Records provided
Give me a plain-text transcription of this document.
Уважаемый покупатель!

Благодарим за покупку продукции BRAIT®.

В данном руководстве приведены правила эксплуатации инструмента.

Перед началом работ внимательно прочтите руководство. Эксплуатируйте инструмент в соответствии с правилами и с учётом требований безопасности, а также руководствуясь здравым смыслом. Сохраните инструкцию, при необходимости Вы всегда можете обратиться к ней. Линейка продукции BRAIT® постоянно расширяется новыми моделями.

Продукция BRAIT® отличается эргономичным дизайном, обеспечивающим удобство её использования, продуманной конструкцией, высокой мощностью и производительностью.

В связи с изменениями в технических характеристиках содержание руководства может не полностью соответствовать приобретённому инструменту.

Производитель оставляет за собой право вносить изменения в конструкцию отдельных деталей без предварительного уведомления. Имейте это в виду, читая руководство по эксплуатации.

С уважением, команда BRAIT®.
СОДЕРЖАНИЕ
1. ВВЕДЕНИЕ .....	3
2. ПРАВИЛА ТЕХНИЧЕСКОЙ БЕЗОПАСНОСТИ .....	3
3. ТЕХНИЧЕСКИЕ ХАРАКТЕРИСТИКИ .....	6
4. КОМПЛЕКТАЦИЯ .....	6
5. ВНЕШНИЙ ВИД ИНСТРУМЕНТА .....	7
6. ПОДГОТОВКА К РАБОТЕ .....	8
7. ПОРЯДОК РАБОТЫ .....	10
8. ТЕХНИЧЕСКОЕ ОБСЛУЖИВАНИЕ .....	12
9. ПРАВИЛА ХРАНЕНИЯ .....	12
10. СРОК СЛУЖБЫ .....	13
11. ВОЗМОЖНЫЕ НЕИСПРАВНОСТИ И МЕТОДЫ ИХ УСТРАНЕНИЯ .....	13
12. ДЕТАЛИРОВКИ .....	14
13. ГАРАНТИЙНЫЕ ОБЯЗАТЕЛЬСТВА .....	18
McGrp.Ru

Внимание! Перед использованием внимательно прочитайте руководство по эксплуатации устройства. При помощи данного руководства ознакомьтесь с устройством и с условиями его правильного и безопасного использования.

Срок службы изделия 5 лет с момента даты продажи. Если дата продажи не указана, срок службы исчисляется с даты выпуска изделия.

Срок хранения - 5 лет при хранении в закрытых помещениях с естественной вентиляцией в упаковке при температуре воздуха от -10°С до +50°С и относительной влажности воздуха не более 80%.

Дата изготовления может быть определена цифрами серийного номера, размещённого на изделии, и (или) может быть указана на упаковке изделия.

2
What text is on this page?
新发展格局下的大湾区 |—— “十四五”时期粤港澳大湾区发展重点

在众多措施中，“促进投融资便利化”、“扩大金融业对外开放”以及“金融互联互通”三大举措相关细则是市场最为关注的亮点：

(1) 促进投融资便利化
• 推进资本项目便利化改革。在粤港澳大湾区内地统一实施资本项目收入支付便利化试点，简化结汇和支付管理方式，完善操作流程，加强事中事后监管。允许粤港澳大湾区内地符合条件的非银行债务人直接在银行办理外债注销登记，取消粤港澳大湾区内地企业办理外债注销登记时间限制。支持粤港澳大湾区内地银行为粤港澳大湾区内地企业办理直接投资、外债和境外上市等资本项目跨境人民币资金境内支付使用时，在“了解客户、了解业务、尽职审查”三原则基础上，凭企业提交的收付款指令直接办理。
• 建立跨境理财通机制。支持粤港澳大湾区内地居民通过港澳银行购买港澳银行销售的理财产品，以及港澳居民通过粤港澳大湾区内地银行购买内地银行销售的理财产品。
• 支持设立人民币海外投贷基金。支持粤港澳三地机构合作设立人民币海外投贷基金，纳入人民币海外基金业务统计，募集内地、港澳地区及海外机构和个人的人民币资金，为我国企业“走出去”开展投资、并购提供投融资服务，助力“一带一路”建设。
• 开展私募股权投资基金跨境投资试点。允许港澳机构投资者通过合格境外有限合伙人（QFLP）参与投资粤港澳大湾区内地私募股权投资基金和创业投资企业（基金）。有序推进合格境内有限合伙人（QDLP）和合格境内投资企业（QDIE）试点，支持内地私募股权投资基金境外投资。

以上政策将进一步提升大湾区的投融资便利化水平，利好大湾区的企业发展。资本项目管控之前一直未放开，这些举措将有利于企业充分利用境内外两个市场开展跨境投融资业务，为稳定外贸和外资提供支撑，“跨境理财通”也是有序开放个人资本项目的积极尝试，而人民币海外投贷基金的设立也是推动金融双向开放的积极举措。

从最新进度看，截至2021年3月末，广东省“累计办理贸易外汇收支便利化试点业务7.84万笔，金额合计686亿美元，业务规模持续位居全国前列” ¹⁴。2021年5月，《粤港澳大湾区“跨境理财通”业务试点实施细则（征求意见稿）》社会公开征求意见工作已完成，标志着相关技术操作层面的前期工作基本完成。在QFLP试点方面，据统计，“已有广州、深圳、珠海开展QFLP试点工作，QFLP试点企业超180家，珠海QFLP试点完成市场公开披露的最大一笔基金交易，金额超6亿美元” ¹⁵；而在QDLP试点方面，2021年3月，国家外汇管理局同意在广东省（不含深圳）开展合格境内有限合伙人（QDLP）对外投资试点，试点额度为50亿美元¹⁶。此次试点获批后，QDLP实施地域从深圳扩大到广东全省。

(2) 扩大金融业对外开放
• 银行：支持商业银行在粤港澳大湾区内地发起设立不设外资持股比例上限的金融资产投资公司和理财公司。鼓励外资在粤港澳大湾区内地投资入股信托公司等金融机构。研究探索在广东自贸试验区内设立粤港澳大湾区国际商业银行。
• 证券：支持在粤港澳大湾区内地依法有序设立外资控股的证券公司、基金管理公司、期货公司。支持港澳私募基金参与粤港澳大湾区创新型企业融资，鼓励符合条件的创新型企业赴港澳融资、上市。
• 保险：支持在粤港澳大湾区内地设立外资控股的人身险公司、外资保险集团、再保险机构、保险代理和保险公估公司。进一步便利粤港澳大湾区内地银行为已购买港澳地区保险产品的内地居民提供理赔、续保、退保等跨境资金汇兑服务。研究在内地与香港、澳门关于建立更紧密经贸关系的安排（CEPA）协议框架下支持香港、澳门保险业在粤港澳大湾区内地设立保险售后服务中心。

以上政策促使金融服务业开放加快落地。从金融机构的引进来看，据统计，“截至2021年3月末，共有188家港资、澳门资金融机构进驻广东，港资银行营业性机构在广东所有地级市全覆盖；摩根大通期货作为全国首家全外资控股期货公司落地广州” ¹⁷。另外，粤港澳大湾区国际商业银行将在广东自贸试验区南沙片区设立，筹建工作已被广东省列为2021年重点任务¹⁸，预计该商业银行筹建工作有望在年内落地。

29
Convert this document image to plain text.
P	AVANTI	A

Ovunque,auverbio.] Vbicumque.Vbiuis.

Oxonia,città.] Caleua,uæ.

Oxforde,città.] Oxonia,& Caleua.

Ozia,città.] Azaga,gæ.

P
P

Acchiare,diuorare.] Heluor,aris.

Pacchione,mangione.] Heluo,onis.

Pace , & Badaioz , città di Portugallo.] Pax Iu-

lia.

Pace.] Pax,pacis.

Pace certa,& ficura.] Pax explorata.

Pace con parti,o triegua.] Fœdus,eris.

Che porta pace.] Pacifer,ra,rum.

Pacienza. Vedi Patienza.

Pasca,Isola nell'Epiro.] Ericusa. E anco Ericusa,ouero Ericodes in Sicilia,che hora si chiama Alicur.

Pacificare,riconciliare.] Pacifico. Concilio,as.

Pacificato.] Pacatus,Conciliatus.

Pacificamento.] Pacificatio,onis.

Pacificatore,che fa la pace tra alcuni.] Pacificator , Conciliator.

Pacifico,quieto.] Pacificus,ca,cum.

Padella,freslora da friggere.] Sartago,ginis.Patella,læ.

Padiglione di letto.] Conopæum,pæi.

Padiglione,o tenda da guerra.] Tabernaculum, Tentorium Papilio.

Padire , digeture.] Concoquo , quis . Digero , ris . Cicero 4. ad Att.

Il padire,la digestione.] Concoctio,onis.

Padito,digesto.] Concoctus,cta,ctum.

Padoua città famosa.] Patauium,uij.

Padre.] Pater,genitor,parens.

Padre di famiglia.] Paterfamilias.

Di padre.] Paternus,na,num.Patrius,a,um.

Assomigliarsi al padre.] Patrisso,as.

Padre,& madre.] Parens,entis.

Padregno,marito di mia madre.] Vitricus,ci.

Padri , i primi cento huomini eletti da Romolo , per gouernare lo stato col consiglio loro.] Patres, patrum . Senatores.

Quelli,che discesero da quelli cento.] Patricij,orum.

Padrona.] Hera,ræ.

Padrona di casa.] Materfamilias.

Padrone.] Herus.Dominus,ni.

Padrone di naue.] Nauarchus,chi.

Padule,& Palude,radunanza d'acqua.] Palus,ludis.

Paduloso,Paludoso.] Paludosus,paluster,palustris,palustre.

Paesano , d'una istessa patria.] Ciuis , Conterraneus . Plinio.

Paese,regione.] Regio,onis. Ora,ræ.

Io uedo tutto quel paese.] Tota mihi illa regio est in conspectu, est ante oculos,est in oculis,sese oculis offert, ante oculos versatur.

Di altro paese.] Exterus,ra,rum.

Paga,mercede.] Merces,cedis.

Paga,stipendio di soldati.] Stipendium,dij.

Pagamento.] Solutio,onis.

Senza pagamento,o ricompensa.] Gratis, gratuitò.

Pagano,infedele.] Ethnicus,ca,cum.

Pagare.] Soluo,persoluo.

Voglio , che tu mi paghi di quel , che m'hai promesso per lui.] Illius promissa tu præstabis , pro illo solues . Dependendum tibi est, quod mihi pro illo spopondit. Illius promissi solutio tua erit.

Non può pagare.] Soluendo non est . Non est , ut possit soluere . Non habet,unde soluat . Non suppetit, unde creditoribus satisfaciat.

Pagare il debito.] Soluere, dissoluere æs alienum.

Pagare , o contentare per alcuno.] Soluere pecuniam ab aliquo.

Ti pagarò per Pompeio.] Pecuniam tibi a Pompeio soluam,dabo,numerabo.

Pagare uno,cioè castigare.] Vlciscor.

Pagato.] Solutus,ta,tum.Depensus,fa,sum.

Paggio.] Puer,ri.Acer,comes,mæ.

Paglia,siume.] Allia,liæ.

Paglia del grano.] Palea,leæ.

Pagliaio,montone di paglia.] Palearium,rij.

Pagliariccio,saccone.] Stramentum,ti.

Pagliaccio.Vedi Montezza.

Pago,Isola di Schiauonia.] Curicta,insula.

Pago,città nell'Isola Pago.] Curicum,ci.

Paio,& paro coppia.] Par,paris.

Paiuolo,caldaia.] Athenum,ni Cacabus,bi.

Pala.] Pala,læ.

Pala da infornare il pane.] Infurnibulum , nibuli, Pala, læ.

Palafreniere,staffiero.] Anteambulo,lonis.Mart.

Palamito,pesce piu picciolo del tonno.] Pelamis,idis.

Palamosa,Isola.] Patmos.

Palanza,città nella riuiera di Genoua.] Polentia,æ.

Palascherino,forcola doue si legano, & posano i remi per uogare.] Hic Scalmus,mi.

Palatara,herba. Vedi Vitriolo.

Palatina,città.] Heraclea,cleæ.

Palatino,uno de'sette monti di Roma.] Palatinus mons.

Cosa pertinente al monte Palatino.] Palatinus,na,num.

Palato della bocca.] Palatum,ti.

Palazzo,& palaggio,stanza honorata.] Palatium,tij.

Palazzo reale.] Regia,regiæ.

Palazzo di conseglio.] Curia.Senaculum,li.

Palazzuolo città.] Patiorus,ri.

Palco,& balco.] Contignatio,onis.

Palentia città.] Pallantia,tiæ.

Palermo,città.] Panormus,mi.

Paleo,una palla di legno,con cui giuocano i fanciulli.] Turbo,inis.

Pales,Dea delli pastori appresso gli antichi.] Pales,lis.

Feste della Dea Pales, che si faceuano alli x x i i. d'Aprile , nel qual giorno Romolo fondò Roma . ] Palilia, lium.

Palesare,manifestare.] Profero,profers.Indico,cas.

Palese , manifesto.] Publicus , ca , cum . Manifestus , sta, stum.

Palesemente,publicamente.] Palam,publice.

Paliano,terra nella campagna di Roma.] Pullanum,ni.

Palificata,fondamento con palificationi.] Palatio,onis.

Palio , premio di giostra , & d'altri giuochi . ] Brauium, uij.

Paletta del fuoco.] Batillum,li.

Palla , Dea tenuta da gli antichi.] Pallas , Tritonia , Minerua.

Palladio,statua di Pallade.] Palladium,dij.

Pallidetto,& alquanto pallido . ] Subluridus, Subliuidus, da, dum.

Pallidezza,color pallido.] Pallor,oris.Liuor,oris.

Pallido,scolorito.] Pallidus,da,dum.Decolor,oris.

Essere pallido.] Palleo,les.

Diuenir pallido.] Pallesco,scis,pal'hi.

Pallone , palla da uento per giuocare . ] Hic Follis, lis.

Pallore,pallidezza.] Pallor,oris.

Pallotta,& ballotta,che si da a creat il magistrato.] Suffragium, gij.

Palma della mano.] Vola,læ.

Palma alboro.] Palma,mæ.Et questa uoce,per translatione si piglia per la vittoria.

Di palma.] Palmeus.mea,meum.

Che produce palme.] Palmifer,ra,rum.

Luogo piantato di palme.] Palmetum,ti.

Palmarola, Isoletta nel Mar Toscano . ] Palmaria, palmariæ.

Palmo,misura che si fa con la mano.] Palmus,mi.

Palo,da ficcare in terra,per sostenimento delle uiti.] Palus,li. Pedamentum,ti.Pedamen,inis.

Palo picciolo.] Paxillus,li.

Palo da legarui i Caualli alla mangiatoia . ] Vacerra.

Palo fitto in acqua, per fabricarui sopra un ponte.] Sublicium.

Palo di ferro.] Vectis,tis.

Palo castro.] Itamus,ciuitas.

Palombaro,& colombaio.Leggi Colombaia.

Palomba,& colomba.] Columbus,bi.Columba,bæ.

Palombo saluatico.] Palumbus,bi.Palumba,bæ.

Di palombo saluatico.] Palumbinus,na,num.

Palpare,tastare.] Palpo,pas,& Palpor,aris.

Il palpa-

Written request
Extract all lines from the material above that include the word "Vedi".

Exercise solution
Pacienza. Vedi Patienza.
Pagliaccio.Vedi Montezza.
Palatara,herba. Vedi Vitriolo.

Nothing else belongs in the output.